Find every line in the records below that contains the word "title", and copy each such line.

--- MATERIAL FOR THIS TASK ---

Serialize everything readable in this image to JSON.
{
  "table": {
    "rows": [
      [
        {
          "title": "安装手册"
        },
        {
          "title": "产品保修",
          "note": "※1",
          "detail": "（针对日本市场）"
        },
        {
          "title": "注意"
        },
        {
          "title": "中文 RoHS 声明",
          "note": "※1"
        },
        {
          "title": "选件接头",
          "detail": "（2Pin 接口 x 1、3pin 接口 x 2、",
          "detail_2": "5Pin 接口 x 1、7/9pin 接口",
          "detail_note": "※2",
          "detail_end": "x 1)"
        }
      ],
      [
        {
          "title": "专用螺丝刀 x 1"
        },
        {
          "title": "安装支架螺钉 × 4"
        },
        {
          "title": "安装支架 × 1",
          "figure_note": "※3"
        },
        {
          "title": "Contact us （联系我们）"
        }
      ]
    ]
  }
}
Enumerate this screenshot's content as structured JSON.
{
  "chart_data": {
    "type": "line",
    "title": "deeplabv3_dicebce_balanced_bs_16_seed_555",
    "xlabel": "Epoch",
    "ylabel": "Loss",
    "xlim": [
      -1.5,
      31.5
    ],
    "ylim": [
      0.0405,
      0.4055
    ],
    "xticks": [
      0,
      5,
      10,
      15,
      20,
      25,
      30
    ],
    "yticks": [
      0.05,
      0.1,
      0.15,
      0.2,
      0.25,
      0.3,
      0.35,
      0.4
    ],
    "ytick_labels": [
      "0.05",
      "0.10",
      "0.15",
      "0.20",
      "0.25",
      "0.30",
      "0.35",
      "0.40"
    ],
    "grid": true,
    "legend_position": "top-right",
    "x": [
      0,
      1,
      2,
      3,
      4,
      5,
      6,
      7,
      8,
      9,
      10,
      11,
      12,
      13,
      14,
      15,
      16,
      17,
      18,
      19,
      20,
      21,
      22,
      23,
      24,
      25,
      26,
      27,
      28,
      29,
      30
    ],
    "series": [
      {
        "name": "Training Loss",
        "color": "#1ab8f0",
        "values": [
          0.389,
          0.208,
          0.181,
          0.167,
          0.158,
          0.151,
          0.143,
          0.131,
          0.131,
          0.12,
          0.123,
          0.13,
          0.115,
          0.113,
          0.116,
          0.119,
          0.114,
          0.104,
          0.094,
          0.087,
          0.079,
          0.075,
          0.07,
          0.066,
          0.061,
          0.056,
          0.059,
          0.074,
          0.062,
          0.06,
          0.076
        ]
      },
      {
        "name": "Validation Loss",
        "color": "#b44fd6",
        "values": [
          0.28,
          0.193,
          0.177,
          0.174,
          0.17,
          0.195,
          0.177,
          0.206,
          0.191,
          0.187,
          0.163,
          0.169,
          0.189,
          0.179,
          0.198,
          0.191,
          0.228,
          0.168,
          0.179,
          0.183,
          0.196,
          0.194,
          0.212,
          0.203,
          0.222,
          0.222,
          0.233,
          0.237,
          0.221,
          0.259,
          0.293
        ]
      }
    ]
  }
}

---

**ANSWER TO THIS EXERCISE**
          "title": "安装手册"
          "title": "产品保修",
          "title": "注意"
          "title": "中文 RoHS 声明",
          "title": "选件接头",
          "title": "专用螺丝刀 x 1"
          "title": "安装支架螺钉 × 4"
          "title": "安装支架 × 1",
          "title": "Contact us （联系我们）"
    "title": "deeplabv3_dicebce_balanced_bs_16_seed_555",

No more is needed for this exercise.